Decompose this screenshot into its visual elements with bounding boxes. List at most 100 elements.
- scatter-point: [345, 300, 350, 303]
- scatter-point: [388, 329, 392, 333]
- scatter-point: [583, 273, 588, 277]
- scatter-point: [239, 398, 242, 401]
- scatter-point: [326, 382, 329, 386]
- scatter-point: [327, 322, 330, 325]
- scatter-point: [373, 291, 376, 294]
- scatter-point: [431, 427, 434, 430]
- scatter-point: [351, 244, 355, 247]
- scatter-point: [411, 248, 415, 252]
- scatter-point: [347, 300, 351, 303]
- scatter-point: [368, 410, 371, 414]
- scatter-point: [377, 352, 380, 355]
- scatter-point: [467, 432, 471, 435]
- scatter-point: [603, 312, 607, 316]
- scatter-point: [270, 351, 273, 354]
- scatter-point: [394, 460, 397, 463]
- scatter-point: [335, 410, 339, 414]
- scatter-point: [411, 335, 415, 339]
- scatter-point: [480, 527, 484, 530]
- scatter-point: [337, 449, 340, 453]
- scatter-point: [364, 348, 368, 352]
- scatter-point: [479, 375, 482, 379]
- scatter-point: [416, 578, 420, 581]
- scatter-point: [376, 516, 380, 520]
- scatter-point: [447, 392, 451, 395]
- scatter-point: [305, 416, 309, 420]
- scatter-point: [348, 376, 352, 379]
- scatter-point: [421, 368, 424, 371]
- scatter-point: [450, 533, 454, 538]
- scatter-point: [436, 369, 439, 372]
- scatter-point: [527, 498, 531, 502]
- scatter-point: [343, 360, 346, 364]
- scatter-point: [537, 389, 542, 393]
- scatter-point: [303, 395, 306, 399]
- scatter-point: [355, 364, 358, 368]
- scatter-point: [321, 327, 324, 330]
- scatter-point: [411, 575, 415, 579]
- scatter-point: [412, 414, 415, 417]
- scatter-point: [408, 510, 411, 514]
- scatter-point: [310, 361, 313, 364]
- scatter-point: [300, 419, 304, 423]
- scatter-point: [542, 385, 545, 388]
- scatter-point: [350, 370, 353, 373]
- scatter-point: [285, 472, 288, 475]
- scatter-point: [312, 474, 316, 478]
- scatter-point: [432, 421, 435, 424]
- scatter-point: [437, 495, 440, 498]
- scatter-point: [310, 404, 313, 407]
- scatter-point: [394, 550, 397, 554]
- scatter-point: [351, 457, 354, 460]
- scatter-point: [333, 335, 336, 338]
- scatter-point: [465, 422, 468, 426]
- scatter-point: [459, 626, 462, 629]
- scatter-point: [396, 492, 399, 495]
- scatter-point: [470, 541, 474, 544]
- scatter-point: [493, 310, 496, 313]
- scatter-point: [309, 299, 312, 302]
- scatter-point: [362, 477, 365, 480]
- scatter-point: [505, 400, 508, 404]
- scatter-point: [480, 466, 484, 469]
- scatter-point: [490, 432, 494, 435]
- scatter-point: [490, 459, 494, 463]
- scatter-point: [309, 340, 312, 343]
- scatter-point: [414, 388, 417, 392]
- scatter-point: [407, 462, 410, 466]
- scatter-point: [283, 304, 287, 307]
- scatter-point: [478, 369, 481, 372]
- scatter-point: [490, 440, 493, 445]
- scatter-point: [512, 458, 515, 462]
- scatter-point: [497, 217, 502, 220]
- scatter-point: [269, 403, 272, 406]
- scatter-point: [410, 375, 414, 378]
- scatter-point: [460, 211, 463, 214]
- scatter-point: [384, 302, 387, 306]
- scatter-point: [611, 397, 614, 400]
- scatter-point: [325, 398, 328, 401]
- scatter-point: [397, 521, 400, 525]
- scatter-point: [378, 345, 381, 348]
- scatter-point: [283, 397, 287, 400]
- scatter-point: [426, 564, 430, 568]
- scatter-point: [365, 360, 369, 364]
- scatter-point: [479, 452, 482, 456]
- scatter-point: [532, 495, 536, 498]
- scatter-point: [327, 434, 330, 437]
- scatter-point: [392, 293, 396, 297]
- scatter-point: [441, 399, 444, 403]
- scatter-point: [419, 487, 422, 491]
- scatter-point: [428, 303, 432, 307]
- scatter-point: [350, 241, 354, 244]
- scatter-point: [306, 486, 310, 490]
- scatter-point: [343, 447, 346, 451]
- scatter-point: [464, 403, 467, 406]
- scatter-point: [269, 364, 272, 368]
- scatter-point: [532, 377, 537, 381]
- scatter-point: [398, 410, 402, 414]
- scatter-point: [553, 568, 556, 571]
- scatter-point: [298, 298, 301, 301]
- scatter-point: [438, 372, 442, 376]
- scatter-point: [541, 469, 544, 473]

*-*-*

# DIRECTIONS FOR THIS TASK
Can you rewrite the material above with "scatter-point" changed to "marker" everywhere and nothing else altered?

# OUTPUT FOR THIS TASK
Decompose this screenshot into its visual elements with bounding boxes. List at most 100 elements.
- marker: [345, 300, 350, 303]
- marker: [388, 329, 392, 333]
- marker: [583, 273, 588, 277]
- marker: [239, 398, 242, 401]
- marker: [326, 382, 329, 386]
- marker: [327, 322, 330, 325]
- marker: [373, 291, 376, 294]
- marker: [431, 427, 434, 430]
- marker: [351, 244, 355, 247]
- marker: [411, 248, 415, 252]
- marker: [347, 300, 351, 303]
- marker: [368, 410, 371, 414]
- marker: [377, 352, 380, 355]
- marker: [467, 432, 471, 435]
- marker: [603, 312, 607, 316]
- marker: [270, 351, 273, 354]
- marker: [394, 460, 397, 463]
- marker: [335, 410, 339, 414]
- marker: [411, 335, 415, 339]
- marker: [480, 527, 484, 530]
- marker: [337, 449, 340, 453]
- marker: [364, 348, 368, 352]
- marker: [479, 375, 482, 379]
- marker: [416, 578, 420, 581]
- marker: [376, 516, 380, 520]
- marker: [447, 392, 451, 395]
- marker: [305, 416, 309, 420]
- marker: [348, 376, 352, 379]
- marker: [421, 368, 424, 371]
- marker: [450, 533, 454, 538]
- marker: [436, 369, 439, 372]
- marker: [527, 498, 531, 502]
- marker: [343, 360, 346, 364]
- marker: [537, 389, 542, 393]
- marker: [303, 395, 306, 399]
- marker: [355, 364, 358, 368]
- marker: [321, 327, 324, 330]
- marker: [411, 575, 415, 579]
- marker: [412, 414, 415, 417]
- marker: [408, 510, 411, 514]
- marker: [310, 361, 313, 364]
- marker: [300, 419, 304, 423]
- marker: [542, 385, 545, 388]
- marker: [350, 370, 353, 373]
- marker: [285, 472, 288, 475]
- marker: [312, 474, 316, 478]
- marker: [432, 421, 435, 424]
- marker: [437, 495, 440, 498]
- marker: [310, 404, 313, 407]
- marker: [394, 550, 397, 554]
- marker: [351, 457, 354, 460]
- marker: [333, 335, 336, 338]
- marker: [465, 422, 468, 426]
- marker: [459, 626, 462, 629]
- marker: [396, 492, 399, 495]
- marker: [470, 541, 474, 544]
- marker: [493, 310, 496, 313]
- marker: [309, 299, 312, 302]
- marker: [362, 477, 365, 480]
- marker: [505, 400, 508, 404]
- marker: [480, 466, 484, 469]
- marker: [490, 432, 494, 435]
- marker: [490, 459, 494, 463]
- marker: [309, 340, 312, 343]
- marker: [414, 388, 417, 392]
- marker: [407, 462, 410, 466]
- marker: [283, 304, 287, 307]
- marker: [478, 369, 481, 372]
- marker: [490, 440, 493, 445]
- marker: [512, 458, 515, 462]
- marker: [497, 217, 502, 220]
- marker: [269, 403, 272, 406]
- marker: [410, 375, 414, 378]
- marker: [460, 211, 463, 214]
- marker: [384, 302, 387, 306]
- marker: [611, 397, 614, 400]
- marker: [325, 398, 328, 401]
- marker: [397, 521, 400, 525]
- marker: [378, 345, 381, 348]
- marker: [283, 397, 287, 400]
- marker: [426, 564, 430, 568]
- marker: [365, 360, 369, 364]
- marker: [479, 452, 482, 456]
- marker: [532, 495, 536, 498]
- marker: [327, 434, 330, 437]
- marker: [392, 293, 396, 297]
- marker: [441, 399, 444, 403]
- marker: [419, 487, 422, 491]
- marker: [428, 303, 432, 307]
- marker: [350, 241, 354, 244]
- marker: [306, 486, 310, 490]
- marker: [343, 447, 346, 451]
- marker: [464, 403, 467, 406]
- marker: [269, 364, 272, 368]
- marker: [532, 377, 537, 381]
- marker: [398, 410, 402, 414]
- marker: [553, 568, 556, 571]
- marker: [298, 298, 301, 301]
- marker: [438, 372, 442, 376]
- marker: [541, 469, 544, 473]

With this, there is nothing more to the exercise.